Exercise:
For each line below that includes the word "Democracy", make a copy.

• • • • •

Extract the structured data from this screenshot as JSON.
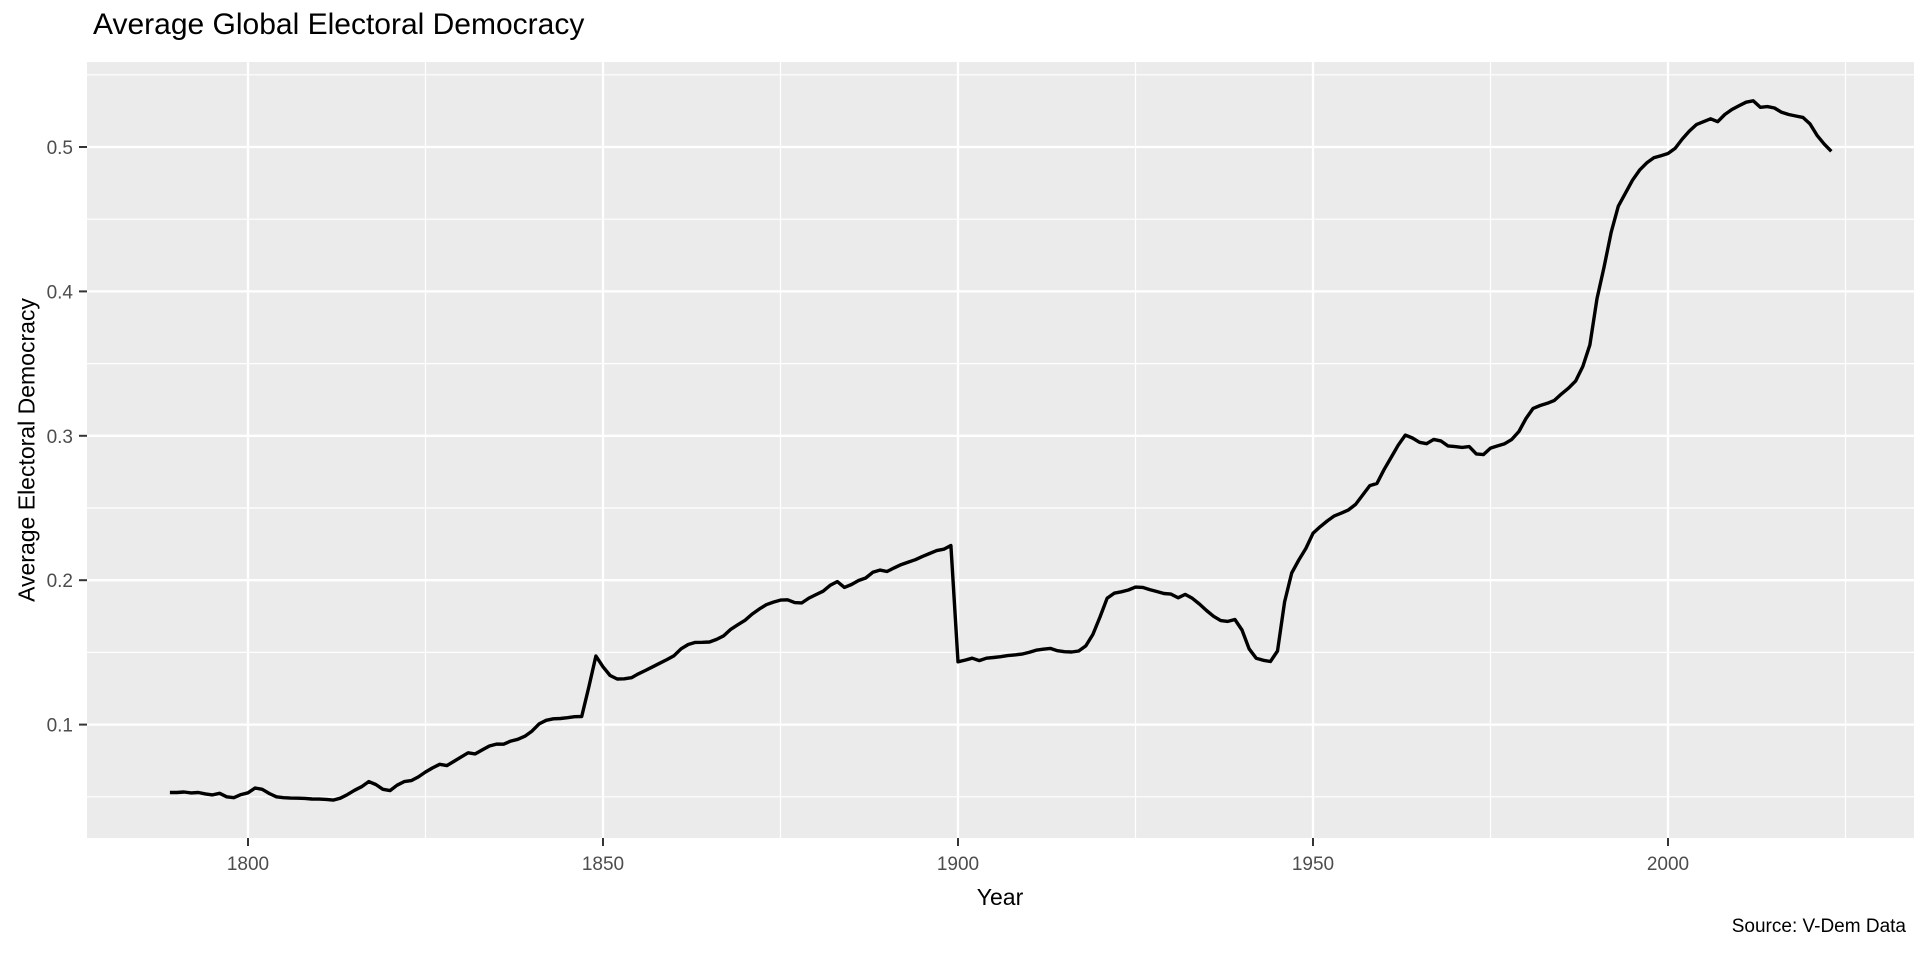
{
  "chart_data": {
    "type": "line",
    "title": "Average Global Electoral Democracy",
    "xlabel": "Year",
    "ylabel": "Average Electoral Democracy",
    "caption": "Source: V-Dem Data",
    "legend": "none",
    "grid": true,
    "x_ticks": [
      1800,
      1850,
      1900,
      1950,
      2000
    ],
    "x_minor_ticks": [
      1825,
      1875,
      1925,
      1975,
      2025
    ],
    "y_ticks": [
      0.1,
      0.2,
      0.3,
      0.4,
      0.5
    ],
    "y_minor_ticks": [
      0.05,
      0.15,
      0.25,
      0.35,
      0.45,
      0.55
    ],
    "xlim": [
      1777.3,
      2034.7
    ],
    "ylim": [
      0.021,
      0.559
    ],
    "colors": {
      "panel_background": "#EBEBEB",
      "gridline": "#FFFFFF",
      "line": "#000000",
      "tick_label": "#4D4D4D",
      "tick_mark": "#333333",
      "text": "#000000"
    },
    "series": [
      {
        "name": "Average Electoral Democracy",
        "points": [
          [
            1789,
            0.053
          ],
          [
            1790,
            0.053
          ],
          [
            1791,
            0.0533
          ],
          [
            1792,
            0.0527
          ],
          [
            1793,
            0.053
          ],
          [
            1794,
            0.052
          ],
          [
            1795,
            0.0513
          ],
          [
            1796,
            0.0524
          ],
          [
            1797,
            0.05
          ],
          [
            1798,
            0.0494
          ],
          [
            1799,
            0.0515
          ],
          [
            1800,
            0.0528
          ],
          [
            1801,
            0.0561
          ],
          [
            1802,
            0.0552
          ],
          [
            1803,
            0.0523
          ],
          [
            1804,
            0.05
          ],
          [
            1805,
            0.0494
          ],
          [
            1806,
            0.0491
          ],
          [
            1807,
            0.049
          ],
          [
            1808,
            0.0489
          ],
          [
            1809,
            0.0485
          ],
          [
            1810,
            0.0484
          ],
          [
            1811,
            0.0482
          ],
          [
            1812,
            0.0477
          ],
          [
            1813,
            0.049
          ],
          [
            1814,
            0.0515
          ],
          [
            1815,
            0.0545
          ],
          [
            1816,
            0.057
          ],
          [
            1817,
            0.0605
          ],
          [
            1818,
            0.0585
          ],
          [
            1819,
            0.0552
          ],
          [
            1820,
            0.0543
          ],
          [
            1821,
            0.058
          ],
          [
            1822,
            0.0605
          ],
          [
            1823,
            0.0612
          ],
          [
            1824,
            0.0638
          ],
          [
            1825,
            0.0672
          ],
          [
            1826,
            0.07
          ],
          [
            1827,
            0.0725
          ],
          [
            1828,
            0.0716
          ],
          [
            1829,
            0.0745
          ],
          [
            1830,
            0.0775
          ],
          [
            1831,
            0.0805
          ],
          [
            1832,
            0.0797
          ],
          [
            1833,
            0.0825
          ],
          [
            1834,
            0.0852
          ],
          [
            1835,
            0.0865
          ],
          [
            1836,
            0.0864
          ],
          [
            1837,
            0.0886
          ],
          [
            1838,
            0.0898
          ],
          [
            1839,
            0.092
          ],
          [
            1840,
            0.0955
          ],
          [
            1841,
            0.1005
          ],
          [
            1842,
            0.103
          ],
          [
            1843,
            0.104
          ],
          [
            1844,
            0.1042
          ],
          [
            1845,
            0.1048
          ],
          [
            1846,
            0.1055
          ],
          [
            1847,
            0.1056
          ],
          [
            1848,
            0.126
          ],
          [
            1849,
            0.1475
          ],
          [
            1850,
            0.14
          ],
          [
            1851,
            0.134
          ],
          [
            1852,
            0.1316
          ],
          [
            1853,
            0.1317
          ],
          [
            1854,
            0.1325
          ],
          [
            1855,
            0.1352
          ],
          [
            1856,
            0.1375
          ],
          [
            1857,
            0.14
          ],
          [
            1858,
            0.1425
          ],
          [
            1859,
            0.145
          ],
          [
            1860,
            0.1477
          ],
          [
            1861,
            0.1525
          ],
          [
            1862,
            0.1555
          ],
          [
            1863,
            0.1569
          ],
          [
            1864,
            0.157
          ],
          [
            1865,
            0.1572
          ],
          [
            1866,
            0.159
          ],
          [
            1867,
            0.1615
          ],
          [
            1868,
            0.166
          ],
          [
            1869,
            0.1692
          ],
          [
            1870,
            0.1722
          ],
          [
            1871,
            0.1765
          ],
          [
            1872,
            0.18
          ],
          [
            1873,
            0.183
          ],
          [
            1874,
            0.1848
          ],
          [
            1875,
            0.1862
          ],
          [
            1876,
            0.1864
          ],
          [
            1877,
            0.1845
          ],
          [
            1878,
            0.1843
          ],
          [
            1879,
            0.1876
          ],
          [
            1880,
            0.19
          ],
          [
            1881,
            0.1924
          ],
          [
            1882,
            0.1965
          ],
          [
            1883,
            0.199
          ],
          [
            1884,
            0.195
          ],
          [
            1885,
            0.197
          ],
          [
            1886,
            0.1998
          ],
          [
            1887,
            0.2015
          ],
          [
            1888,
            0.2055
          ],
          [
            1889,
            0.207
          ],
          [
            1890,
            0.206
          ],
          [
            1891,
            0.2085
          ],
          [
            1892,
            0.2108
          ],
          [
            1893,
            0.2125
          ],
          [
            1894,
            0.2142
          ],
          [
            1895,
            0.2165
          ],
          [
            1896,
            0.2185
          ],
          [
            1897,
            0.2205
          ],
          [
            1898,
            0.2215
          ],
          [
            1899,
            0.224
          ],
          [
            1900,
            0.1435
          ],
          [
            1901,
            0.1447
          ],
          [
            1902,
            0.146
          ],
          [
            1903,
            0.1443
          ],
          [
            1904,
            0.146
          ],
          [
            1905,
            0.1465
          ],
          [
            1906,
            0.147
          ],
          [
            1907,
            0.1478
          ],
          [
            1908,
            0.1483
          ],
          [
            1909,
            0.1488
          ],
          [
            1910,
            0.15
          ],
          [
            1911,
            0.1515
          ],
          [
            1912,
            0.1522
          ],
          [
            1913,
            0.1528
          ],
          [
            1914,
            0.1512
          ],
          [
            1915,
            0.1505
          ],
          [
            1916,
            0.1503
          ],
          [
            1917,
            0.151
          ],
          [
            1918,
            0.1545
          ],
          [
            1919,
            0.1625
          ],
          [
            1920,
            0.1745
          ],
          [
            1921,
            0.1875
          ],
          [
            1922,
            0.191
          ],
          [
            1923,
            0.192
          ],
          [
            1924,
            0.1932
          ],
          [
            1925,
            0.1952
          ],
          [
            1926,
            0.195
          ],
          [
            1927,
            0.1935
          ],
          [
            1928,
            0.1922
          ],
          [
            1929,
            0.1908
          ],
          [
            1930,
            0.1904
          ],
          [
            1931,
            0.1878
          ],
          [
            1932,
            0.1902
          ],
          [
            1933,
            0.1875
          ],
          [
            1934,
            0.1835
          ],
          [
            1935,
            0.179
          ],
          [
            1936,
            0.175
          ],
          [
            1937,
            0.172
          ],
          [
            1938,
            0.1715
          ],
          [
            1939,
            0.1728
          ],
          [
            1940,
            0.1655
          ],
          [
            1941,
            0.1525
          ],
          [
            1942,
            0.146
          ],
          [
            1943,
            0.1445
          ],
          [
            1944,
            0.1437
          ],
          [
            1945,
            0.151
          ],
          [
            1946,
            0.185
          ],
          [
            1947,
            0.205
          ],
          [
            1948,
            0.214
          ],
          [
            1949,
            0.222
          ],
          [
            1950,
            0.2325
          ],
          [
            1951,
            0.237
          ],
          [
            1952,
            0.241
          ],
          [
            1953,
            0.2445
          ],
          [
            1954,
            0.2465
          ],
          [
            1955,
            0.2487
          ],
          [
            1956,
            0.2525
          ],
          [
            1957,
            0.259
          ],
          [
            1958,
            0.2655
          ],
          [
            1959,
            0.267
          ],
          [
            1960,
            0.2765
          ],
          [
            1961,
            0.285
          ],
          [
            1962,
            0.2935
          ],
          [
            1963,
            0.3005
          ],
          [
            1964,
            0.2985
          ],
          [
            1965,
            0.2955
          ],
          [
            1966,
            0.2945
          ],
          [
            1967,
            0.2975
          ],
          [
            1968,
            0.2965
          ],
          [
            1969,
            0.293
          ],
          [
            1970,
            0.2925
          ],
          [
            1971,
            0.292
          ],
          [
            1972,
            0.2925
          ],
          [
            1973,
            0.2875
          ],
          [
            1974,
            0.287
          ],
          [
            1975,
            0.2915
          ],
          [
            1976,
            0.293
          ],
          [
            1977,
            0.2945
          ],
          [
            1978,
            0.2975
          ],
          [
            1979,
            0.303
          ],
          [
            1980,
            0.312
          ],
          [
            1981,
            0.319
          ],
          [
            1982,
            0.321
          ],
          [
            1983,
            0.3225
          ],
          [
            1984,
            0.3245
          ],
          [
            1985,
            0.329
          ],
          [
            1986,
            0.333
          ],
          [
            1987,
            0.338
          ],
          [
            1988,
            0.348
          ],
          [
            1989,
            0.363
          ],
          [
            1990,
            0.395
          ],
          [
            1991,
            0.417
          ],
          [
            1992,
            0.441
          ],
          [
            1993,
            0.459
          ],
          [
            1994,
            0.468
          ],
          [
            1995,
            0.477
          ],
          [
            1996,
            0.484
          ],
          [
            1997,
            0.489
          ],
          [
            1998,
            0.4925
          ],
          [
            1999,
            0.494
          ],
          [
            2000,
            0.4955
          ],
          [
            2001,
            0.499
          ],
          [
            2002,
            0.5055
          ],
          [
            2003,
            0.511
          ],
          [
            2004,
            0.5155
          ],
          [
            2005,
            0.5175
          ],
          [
            2006,
            0.5195
          ],
          [
            2007,
            0.5175
          ],
          [
            2008,
            0.5225
          ],
          [
            2009,
            0.526
          ],
          [
            2010,
            0.5285
          ],
          [
            2011,
            0.531
          ],
          [
            2012,
            0.532
          ],
          [
            2013,
            0.5275
          ],
          [
            2014,
            0.528
          ],
          [
            2015,
            0.527
          ],
          [
            2016,
            0.524
          ],
          [
            2017,
            0.5225
          ],
          [
            2018,
            0.5215
          ],
          [
            2019,
            0.5205
          ],
          [
            2020,
            0.516
          ],
          [
            2021,
            0.508
          ],
          [
            2022,
            0.502
          ],
          [
            2023,
            0.497
          ]
        ]
      }
    ]
  }
}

• • • • •

Expected answer:
    "title": "Average Global Electoral Democracy",
    "ylabel": "Average Electoral Democracy",
        "name": "Average Electoral Democracy",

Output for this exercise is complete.